■ Objetivo 1 ■
Transcriba literalmente el pasaje del texto sobre identidad y compromiso que va de "Un poeta no" a "de lo cotidiano.".

+ + + + +

Identidad y compromiso
¿Qué piensa de aquellos que fueron arrojados en una cuneta? ¿O de esos otros enterrados sin notificar ni a la familia ni a nadie? ¿Qué piensa de las fosas comunes, del ocultamiento, de los desaparecidos? Con la mano en el corazón, ¿De qué lado está? ¿Son progresistas ciertos caballeros o intelectuales que desean evitar asperezas? Días pasados lo conversé con mi querido amigo y cantautor Laureano López Lois. Hablamos del juez Garzón, de los medios, de posiciones deshonestas en muchos señoritos que la “van de progre”. Nosotros seguimos hablando de “terrorismo de Estado”. Ustedes, no sé. Aquí, más de una vez -hace de esto treinta años- he gritado en las manifestaciones: “Aparición con vida y castigo a los culpables.”
El hombre se descubre cuando se mide con el obstáculo, me confesó un mediodía Saint-Exupéry. Nadie elige a sus maestros ni a sus ancestros. Descubre que los tiene, una noche en el alba de su vida descubre que los tiene. Y que ejercen una fuerza indiscutible. Decisiva. Porque los ancestros no influyen en uno: nos constituyen. Como los maestros. Uno se da en el acto de amar, independientemente de la posteridad amorosa. De igual manera ocurre con el compromiso, con la honda creatividad en un poema, con la ofrenda de nuestras raíces. Al hombre que ignora quién es, sus semejantes pueden brindarle consuelo. Pero el que sabe quién es, se afirma y difunde su ser. A pesar de las vacilaciones y las incertidumbres.
Un poeta no adquiere su condición de tal sólo por un libro o por una línea. Su obra moviliza impresiones, nostalgias, desprendimientos, amores inseguros. Es portador de estados de ánimos, de sensaciones, de nostalgias. Refleja lo que descubre y lo que intuye. Alejado de los falsos pudores su vocación está en la soledad, en la madurez de la voz, en la ambigüedad de lo cotidiano.
Como siempre, han salido oportunistas a hablar de sus raíces. Y hasta del compromiso social. Han llegado a decir, y nadie respondió, recordando la Guerra Civil Española, que Madrid era “el campo de batalla perforado por los bombardeos, asediado por las razzias y las venganzas de uno y otro bando”. Discúlpenme, compañeros, hay cosas que indignan, que causan malestar. Me irritan. Mi irritan hasta golpear el puño contra la pared. Uno sigue siendo antifascista, antiautoritario. Sobre ciertas cosas no se discuten, sobre ciertos principios no se negocia. Uno tiene una identidad que incorpora a su conciencia. Si no se sabe, si no se conoce, si sólo se tratan los temas con superficialidad, si no se vivió de verdad el desarraigo, la persecución, los desaparecidos por el terror franquista (unido a las posiciones más retrógradas del clero y toda la derecha española) lo único que daremos es una visión edulcorada, una mirada supuestamente académica. Eso pasa en España o en cualquier lugar del mundo. En Argentina o en Chile, en China o en Irak.

+ + + + +

■ Objetivo 2 ■
Reproduzca sin modificaciones las líneas del listado desde su comienzo hasta la línea con "cell-name: 高速铁路施工与维护 [94,342,328,361]", incluidas ambas, y nada más.

Extracto del conjunto de datos
+ + + + +

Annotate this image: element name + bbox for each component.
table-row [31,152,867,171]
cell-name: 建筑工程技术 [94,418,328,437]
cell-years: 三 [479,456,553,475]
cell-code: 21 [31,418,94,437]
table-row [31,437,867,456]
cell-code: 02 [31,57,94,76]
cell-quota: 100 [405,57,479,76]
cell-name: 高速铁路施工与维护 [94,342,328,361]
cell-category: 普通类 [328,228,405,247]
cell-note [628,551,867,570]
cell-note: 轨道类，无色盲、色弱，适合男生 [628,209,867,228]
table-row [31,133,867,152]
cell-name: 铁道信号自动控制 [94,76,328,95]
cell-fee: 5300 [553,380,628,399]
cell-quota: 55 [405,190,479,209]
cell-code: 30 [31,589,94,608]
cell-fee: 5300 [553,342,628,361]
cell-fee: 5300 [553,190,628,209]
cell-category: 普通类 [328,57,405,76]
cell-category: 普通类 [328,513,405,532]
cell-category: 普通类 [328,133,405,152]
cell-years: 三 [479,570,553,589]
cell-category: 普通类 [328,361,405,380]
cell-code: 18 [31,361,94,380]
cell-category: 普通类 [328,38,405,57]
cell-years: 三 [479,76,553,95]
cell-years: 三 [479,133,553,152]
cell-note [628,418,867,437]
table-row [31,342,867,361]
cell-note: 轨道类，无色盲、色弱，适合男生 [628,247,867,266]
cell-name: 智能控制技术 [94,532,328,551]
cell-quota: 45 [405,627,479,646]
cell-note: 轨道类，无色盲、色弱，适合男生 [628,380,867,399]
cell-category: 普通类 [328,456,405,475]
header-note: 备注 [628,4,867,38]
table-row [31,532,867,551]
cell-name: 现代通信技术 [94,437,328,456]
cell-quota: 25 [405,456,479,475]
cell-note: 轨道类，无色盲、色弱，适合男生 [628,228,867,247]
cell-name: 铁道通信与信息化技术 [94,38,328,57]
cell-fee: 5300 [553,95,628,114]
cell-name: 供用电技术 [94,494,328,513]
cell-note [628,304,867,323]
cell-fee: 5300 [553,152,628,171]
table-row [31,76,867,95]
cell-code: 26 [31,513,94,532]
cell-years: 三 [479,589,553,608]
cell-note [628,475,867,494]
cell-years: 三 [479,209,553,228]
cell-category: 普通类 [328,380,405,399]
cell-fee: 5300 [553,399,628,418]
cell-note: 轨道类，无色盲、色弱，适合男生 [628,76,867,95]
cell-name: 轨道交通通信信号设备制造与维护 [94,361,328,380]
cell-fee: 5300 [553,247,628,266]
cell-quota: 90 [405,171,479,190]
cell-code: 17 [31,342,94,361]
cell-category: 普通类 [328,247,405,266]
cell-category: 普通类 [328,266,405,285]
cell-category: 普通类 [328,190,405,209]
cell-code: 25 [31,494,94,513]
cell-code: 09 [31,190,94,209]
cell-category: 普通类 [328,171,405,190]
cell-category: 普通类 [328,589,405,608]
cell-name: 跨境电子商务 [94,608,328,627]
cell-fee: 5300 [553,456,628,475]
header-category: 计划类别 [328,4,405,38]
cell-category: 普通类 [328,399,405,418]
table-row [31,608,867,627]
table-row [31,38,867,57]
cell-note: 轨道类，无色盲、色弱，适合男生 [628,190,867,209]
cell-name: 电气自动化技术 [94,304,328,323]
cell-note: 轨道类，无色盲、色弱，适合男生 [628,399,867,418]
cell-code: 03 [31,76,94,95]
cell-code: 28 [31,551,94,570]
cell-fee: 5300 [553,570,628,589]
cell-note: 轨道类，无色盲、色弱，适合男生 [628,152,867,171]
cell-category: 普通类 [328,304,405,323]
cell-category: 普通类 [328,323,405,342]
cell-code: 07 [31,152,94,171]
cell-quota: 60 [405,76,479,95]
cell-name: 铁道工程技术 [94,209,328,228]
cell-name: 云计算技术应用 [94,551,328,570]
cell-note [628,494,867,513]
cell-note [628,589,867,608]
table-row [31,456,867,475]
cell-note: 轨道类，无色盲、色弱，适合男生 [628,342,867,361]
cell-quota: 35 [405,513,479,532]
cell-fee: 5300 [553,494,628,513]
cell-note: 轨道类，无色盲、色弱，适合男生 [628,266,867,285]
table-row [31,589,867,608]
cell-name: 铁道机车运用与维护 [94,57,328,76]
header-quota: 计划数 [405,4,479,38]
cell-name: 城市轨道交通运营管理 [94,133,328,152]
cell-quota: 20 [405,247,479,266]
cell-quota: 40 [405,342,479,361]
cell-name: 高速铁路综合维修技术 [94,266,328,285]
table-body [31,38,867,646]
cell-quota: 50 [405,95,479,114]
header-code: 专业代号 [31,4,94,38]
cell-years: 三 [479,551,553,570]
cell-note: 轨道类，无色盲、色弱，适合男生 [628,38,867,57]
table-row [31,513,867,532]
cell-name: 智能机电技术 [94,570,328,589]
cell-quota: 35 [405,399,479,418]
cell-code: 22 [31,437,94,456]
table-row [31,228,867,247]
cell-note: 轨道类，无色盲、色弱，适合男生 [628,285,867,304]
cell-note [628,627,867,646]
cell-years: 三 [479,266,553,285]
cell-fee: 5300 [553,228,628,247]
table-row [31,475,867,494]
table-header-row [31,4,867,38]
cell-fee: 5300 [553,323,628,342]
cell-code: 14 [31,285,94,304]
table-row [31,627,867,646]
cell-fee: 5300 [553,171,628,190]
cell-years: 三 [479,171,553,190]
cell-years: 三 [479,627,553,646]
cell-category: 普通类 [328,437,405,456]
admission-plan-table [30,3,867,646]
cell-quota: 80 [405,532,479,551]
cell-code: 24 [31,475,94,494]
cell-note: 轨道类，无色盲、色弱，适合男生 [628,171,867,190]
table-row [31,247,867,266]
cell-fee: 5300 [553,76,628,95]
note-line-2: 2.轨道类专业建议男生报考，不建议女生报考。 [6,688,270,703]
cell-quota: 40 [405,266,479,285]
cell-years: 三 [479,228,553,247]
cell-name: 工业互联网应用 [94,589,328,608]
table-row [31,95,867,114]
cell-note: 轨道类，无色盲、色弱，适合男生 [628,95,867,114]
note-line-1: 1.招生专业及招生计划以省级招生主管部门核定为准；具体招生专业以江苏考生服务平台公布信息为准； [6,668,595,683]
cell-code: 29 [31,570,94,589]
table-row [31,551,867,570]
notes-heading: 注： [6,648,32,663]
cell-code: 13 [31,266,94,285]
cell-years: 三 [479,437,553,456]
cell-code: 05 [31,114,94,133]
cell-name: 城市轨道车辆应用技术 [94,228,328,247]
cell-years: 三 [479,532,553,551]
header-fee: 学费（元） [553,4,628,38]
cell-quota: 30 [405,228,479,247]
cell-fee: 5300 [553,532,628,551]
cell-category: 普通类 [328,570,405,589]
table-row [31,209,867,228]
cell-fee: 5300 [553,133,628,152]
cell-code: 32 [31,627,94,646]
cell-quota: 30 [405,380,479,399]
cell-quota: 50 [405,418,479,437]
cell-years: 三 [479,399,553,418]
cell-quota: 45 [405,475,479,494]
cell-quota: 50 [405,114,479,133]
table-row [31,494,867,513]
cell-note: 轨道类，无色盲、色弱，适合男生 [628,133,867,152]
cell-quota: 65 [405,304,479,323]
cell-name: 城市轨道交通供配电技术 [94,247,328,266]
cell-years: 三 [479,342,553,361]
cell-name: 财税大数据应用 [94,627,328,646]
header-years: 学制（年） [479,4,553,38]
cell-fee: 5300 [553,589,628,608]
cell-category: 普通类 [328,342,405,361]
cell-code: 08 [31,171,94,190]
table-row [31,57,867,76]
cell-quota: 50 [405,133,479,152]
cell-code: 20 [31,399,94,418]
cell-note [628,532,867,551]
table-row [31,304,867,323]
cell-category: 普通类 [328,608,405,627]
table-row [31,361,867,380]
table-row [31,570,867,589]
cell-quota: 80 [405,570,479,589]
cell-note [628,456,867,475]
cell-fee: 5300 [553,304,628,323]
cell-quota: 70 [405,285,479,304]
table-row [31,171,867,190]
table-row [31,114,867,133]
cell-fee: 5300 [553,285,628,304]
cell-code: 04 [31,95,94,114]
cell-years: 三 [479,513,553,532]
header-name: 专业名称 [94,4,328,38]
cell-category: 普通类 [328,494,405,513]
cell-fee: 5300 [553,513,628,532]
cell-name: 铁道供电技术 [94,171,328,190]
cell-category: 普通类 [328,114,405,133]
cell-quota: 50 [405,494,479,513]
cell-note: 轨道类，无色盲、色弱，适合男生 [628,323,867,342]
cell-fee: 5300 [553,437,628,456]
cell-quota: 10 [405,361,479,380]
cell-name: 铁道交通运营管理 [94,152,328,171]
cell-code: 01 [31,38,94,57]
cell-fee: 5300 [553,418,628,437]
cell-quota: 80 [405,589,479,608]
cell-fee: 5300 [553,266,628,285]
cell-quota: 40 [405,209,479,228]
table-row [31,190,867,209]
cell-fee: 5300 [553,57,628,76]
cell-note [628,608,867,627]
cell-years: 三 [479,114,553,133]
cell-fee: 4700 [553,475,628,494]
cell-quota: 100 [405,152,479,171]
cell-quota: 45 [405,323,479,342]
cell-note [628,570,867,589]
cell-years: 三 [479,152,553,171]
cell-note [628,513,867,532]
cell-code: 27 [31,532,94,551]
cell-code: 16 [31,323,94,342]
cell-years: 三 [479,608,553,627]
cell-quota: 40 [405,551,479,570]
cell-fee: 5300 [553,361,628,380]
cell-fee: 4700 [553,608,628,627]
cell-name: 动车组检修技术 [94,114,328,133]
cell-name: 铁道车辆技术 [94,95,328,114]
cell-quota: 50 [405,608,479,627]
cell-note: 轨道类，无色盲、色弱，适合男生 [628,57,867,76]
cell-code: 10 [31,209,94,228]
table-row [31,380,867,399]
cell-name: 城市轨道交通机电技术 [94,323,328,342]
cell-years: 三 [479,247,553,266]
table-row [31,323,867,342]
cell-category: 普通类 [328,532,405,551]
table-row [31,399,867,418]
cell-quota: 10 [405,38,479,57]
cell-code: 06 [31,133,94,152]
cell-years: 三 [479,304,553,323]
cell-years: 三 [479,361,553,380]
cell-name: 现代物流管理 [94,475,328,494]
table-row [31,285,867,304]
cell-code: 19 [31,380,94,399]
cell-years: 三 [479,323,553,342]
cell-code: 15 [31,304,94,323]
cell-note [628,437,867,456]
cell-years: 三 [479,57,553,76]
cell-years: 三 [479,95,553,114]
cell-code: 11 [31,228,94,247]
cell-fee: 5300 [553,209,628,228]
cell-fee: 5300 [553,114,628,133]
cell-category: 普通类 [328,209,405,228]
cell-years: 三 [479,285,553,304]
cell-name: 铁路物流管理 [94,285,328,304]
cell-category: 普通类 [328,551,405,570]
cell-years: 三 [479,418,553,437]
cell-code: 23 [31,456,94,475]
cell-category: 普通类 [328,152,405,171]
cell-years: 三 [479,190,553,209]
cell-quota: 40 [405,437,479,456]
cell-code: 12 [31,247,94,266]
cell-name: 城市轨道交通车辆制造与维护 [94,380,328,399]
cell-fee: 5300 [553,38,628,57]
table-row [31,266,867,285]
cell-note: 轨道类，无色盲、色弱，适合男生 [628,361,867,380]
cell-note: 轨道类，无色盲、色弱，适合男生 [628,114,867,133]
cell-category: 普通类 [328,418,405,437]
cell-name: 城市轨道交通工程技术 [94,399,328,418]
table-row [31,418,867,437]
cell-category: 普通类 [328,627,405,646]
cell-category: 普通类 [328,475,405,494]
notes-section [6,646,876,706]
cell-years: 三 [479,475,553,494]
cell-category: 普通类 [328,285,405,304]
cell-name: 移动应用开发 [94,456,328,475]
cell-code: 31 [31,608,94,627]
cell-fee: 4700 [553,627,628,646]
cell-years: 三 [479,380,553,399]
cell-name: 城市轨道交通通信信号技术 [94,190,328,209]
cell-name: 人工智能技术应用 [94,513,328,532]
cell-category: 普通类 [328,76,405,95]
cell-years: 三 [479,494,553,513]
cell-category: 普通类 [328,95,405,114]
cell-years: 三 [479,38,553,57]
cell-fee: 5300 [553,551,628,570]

+ + + + +

■ Solución del ejercicio 1 ■
Un poeta no adquiere su condición de tal sólo por un libro o por una línea. Su obra moviliza impresiones, nostalgias, desprendimientos, amores inseguros. Es portador de estados de ánimos, de sensaciones, de nostalgias. Refleja lo que descubre y lo que intuye. Alejado de los falsos pudores su vocación está en la soledad, en la madurez de la voz, en la ambigüedad de lo cotidiano.

■ Solución del ejercicio 2 ■
Annotate this image: element name + bbox for each component.
table-row [31,152,867,171]
cell-name: 建筑工程技术 [94,418,328,437]
cell-years: 三 [479,456,553,475]
cell-code: 21 [31,418,94,437]
table-row [31,437,867,456]
cell-code: 02 [31,57,94,76]
cell-quota: 100 [405,57,479,76]
cell-name: 高速铁路施工与维护 [94,342,328,361]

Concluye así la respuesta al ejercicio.